▶ **AIM OF THE TASK**: Extract each record and reproduce it exactly.

▶ **LISTED ENTRIES**:

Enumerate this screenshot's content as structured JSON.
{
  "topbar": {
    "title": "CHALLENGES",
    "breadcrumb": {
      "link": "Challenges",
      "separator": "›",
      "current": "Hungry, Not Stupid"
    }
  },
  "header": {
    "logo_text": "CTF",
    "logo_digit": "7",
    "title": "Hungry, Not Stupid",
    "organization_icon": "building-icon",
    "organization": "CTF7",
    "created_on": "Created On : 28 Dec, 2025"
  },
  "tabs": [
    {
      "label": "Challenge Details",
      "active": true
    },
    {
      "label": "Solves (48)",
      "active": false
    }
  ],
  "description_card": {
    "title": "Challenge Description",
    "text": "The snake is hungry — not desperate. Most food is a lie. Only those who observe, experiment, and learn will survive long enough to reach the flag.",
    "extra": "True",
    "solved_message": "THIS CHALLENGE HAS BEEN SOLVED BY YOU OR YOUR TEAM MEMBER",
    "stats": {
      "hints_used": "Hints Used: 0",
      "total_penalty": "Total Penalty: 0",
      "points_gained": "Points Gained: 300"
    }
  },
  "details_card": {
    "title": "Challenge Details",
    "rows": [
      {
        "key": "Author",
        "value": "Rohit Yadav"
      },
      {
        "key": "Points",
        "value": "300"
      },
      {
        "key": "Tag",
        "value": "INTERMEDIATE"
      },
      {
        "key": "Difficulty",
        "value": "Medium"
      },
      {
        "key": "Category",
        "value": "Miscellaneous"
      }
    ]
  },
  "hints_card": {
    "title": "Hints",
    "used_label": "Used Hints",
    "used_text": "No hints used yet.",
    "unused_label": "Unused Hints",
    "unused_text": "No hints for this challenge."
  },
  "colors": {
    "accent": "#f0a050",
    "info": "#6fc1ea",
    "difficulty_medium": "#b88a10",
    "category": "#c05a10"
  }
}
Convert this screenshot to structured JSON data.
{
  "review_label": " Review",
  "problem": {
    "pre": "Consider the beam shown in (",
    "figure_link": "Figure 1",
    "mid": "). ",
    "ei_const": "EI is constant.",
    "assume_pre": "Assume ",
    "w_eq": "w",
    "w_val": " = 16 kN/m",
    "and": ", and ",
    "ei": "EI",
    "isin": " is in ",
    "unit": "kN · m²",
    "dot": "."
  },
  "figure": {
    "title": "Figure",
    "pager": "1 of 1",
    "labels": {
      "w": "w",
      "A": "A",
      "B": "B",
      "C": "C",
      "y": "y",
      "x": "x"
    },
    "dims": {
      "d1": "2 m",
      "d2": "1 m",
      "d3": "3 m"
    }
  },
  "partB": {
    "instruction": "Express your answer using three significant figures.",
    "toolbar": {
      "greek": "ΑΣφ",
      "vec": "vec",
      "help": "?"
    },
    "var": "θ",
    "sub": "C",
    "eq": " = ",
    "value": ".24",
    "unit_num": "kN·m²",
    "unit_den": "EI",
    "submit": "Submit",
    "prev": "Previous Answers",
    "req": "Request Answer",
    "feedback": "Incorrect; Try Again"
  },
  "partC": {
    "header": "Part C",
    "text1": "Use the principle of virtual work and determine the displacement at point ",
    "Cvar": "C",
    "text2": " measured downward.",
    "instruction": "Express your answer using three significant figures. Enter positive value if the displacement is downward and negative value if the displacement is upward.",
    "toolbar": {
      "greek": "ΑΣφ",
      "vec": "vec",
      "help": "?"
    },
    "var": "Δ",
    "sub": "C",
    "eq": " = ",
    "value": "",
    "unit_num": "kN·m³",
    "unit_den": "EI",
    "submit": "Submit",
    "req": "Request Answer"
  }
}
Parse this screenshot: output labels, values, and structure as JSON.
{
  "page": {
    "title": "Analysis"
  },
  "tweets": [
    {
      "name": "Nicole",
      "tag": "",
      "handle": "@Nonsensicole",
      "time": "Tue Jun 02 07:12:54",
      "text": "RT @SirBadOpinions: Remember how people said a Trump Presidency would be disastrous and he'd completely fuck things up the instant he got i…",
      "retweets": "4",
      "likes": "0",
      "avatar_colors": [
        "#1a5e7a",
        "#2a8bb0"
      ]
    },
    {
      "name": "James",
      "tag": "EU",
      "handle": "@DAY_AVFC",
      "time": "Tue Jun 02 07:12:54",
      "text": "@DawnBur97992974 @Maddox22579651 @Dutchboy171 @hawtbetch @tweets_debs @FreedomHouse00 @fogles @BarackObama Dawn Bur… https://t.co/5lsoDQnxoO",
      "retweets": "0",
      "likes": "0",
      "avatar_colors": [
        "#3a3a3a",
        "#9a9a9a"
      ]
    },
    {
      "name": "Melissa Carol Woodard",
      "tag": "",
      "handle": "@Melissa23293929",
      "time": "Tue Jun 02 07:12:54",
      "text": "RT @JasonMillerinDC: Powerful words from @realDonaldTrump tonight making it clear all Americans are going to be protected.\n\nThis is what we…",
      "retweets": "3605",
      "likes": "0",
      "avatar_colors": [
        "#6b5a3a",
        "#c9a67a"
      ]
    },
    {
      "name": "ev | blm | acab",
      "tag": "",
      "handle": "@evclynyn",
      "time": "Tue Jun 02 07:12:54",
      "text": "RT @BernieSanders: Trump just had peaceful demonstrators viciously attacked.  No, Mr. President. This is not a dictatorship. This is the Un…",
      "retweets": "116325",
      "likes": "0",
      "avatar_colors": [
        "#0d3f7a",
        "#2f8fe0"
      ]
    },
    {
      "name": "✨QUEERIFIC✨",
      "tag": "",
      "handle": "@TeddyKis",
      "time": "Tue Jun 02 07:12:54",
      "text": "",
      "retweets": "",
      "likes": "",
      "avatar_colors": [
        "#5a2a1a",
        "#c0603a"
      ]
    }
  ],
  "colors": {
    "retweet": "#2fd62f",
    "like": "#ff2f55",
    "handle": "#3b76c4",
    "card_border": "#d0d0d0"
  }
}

▶ **SOLUTION TO THIS TASK**:
Enumerate this screenshot's content as structured JSON.
{
  "topbar": {
    "title": "CHALLENGES",
    "breadcrumb": {
      "link": "Challenges",
      "separator": "›",
      "current": "Hungry, Not Stupid"
    }
  },
  "header": {
    "logo_text": "CTF",
    "logo_digit": "7",
    "title": "Hungry, Not Stupid",
    "organization_icon": "building-icon",
    "organization": "CTF7",
    "created_on": "Created On : 28 Dec, 2025"
  },
  "tabs": [
    {
      "label": "Challenge Details",
      "active": true
    },
    {
      "label": "Solves (48)",
      "active": false
    }
  ],
  "description_card": {
    "title": "Challenge Description",
    "text": "The snake is hungry — not desperate. Most food is a lie. Only those who observe, experiment, and learn will survive long enough to reach the flag.",
    "extra": "True",
    "solved_message": "THIS CHALLENGE HAS BEEN SOLVED BY YOU OR YOUR TEAM MEMBER",
    "stats": {
      "hints_used": "Hints Used: 0",
      "total_penalty": "Total Penalty: 0",
      "points_gained": "Points Gained: 300"
    }
  },
  "details_card": {
    "title": "Challenge Details",
    "rows": [
      {
        "key": "Author",
        "value": "Rohit Yadav"
      },
      {
        "key": "Points",
        "value": "300"
      },
      {
        "key": "Tag",
        "value": "INTERMEDIATE"
      },
      {
        "key": "Difficulty",
        "value": "Medium"
      },
      {
        "key": "Category",
        "value": "Miscellaneous"
      }
    ]
  },
  "hints_card": {
    "title": "Hints",
    "used_label": "Used Hints",
    "used_text": "No hints used yet.",
    "unused_label": "Unused Hints",
    "unused_text": "No hints for this challenge."
  },
  "colors": {
    "accent": "#f0a050",
    "info": "#6fc1ea",
    "difficulty_medium": "#b88a10",
    "category": "#c05a10"
  }
}
Convert this screenshot to structured JSON data.
{
  "review_label": " Review",
  "problem": {
    "pre": "Consider the beam shown in (",
    "figure_link": "Figure 1",
    "mid": "). ",
    "ei_const": "EI is constant.",
    "assume_pre": "Assume ",
    "w_eq": "w",
    "w_val": " = 16 kN/m",
    "and": ", and ",
    "ei": "EI",
    "isin": " is in ",
    "unit": "kN · m²",
    "dot": "."
  },
  "figure": {
    "title": "Figure",
    "pager": "1 of 1",
    "labels": {
      "w": "w",
      "A": "A",
      "B": "B",
      "C": "C",
      "y": "y",
      "x": "x"
    },
    "dims": {
      "d1": "2 m",
      "d2": "1 m",
      "d3": "3 m"
    }
  },
  "partB": {
    "instruction": "Express your answer using three significant figures.",
    "toolbar": {
      "greek": "ΑΣφ",
      "vec": "vec",
      "help": "?"
    },
    "var": "θ",
    "sub": "C",
    "eq": " = ",
    "value": ".24",
    "unit_num": "kN·m²",
    "unit_den": "EI",
    "submit": "Submit",
    "prev": "Previous Answers",
    "req": "Request Answer",
    "feedback": "Incorrect; Try Again"
  },
  "partC": {
    "header": "Part C",
    "text1": "Use the principle of virtual work and determine the displacement at point ",
    "Cvar": "C",
    "text2": " measured downward.",
    "instruction": "Express your answer using three significant figures. Enter positive value if the displacement is downward and negative value if the displacement is upward.",
    "toolbar": {
      "greek": "ΑΣφ",
      "vec": "vec",
      "help": "?"
    },
    "var": "Δ",
    "sub": "C",
    "eq": " = ",
    "value": "",
    "unit_num": "kN·m³",
    "unit_den": "EI",
    "submit": "Submit",
    "req": "Request Answer"
  }
}
Parse this screenshot: output labels, values, and structure as JSON.
{
  "page": {
    "title": "Analysis"
  },
  "tweets": [
    {
      "name": "Nicole",
      "tag": "",
      "handle": "@Nonsensicole",
      "time": "Tue Jun 02 07:12:54",
      "text": "RT @SirBadOpinions: Remember how people said a Trump Presidency would be disastrous and he'd completely fuck things up the instant he got i…",
      "retweets": "4",
      "likes": "0",
      "avatar_colors": [
        "#1a5e7a",
        "#2a8bb0"
      ]
    },
    {
      "name": "James",
      "tag": "EU",
      "handle": "@DAY_AVFC",
      "time": "Tue Jun 02 07:12:54",
      "text": "@DawnBur97992974 @Maddox22579651 @Dutchboy171 @hawtbetch @tweets_debs @FreedomHouse00 @fogles @BarackObama Dawn Bur… https://t.co/5lsoDQnxoO",
      "retweets": "0",
      "likes": "0",
      "avatar_colors": [
        "#3a3a3a",
        "#9a9a9a"
      ]
    },
    {
      "name": "Melissa Carol Woodard",
      "tag": "",
      "handle": "@Melissa23293929",
      "time": "Tue Jun 02 07:12:54",
      "text": "RT @JasonMillerinDC: Powerful words from @realDonaldTrump tonight making it clear all Americans are going to be protected.\n\nThis is what we…",
      "retweets": "3605",
      "likes": "0",
      "avatar_colors": [
        "#6b5a3a",
        "#c9a67a"
      ]
    },
    {
      "name": "ev | blm | acab",
      "tag": "",
      "handle": "@evclynyn",
      "time": "Tue Jun 02 07:12:54",
      "text": "RT @BernieSanders: Trump just had peaceful demonstrators viciously attacked.  No, Mr. President. This is not a dictatorship. This is the Un…",
      "retweets": "116325",
      "likes": "0",
      "avatar_colors": [
        "#0d3f7a",
        "#2f8fe0"
      ]
    },
    {
      "name": "✨QUEERIFIC✨",
      "tag": "",
      "handle": "@TeddyKis",
      "time": "Tue Jun 02 07:12:54",
      "text": "",
      "retweets": "",
      "likes": "",
      "avatar_colors": [
        "#5a2a1a",
        "#c0603a"
      ]
    }
  ],
  "colors": {
    "retweet": "#2fd62f",
    "like": "#ff2f55",
    "handle": "#3b76c4",
    "card_border": "#d0d0d0"
  }
}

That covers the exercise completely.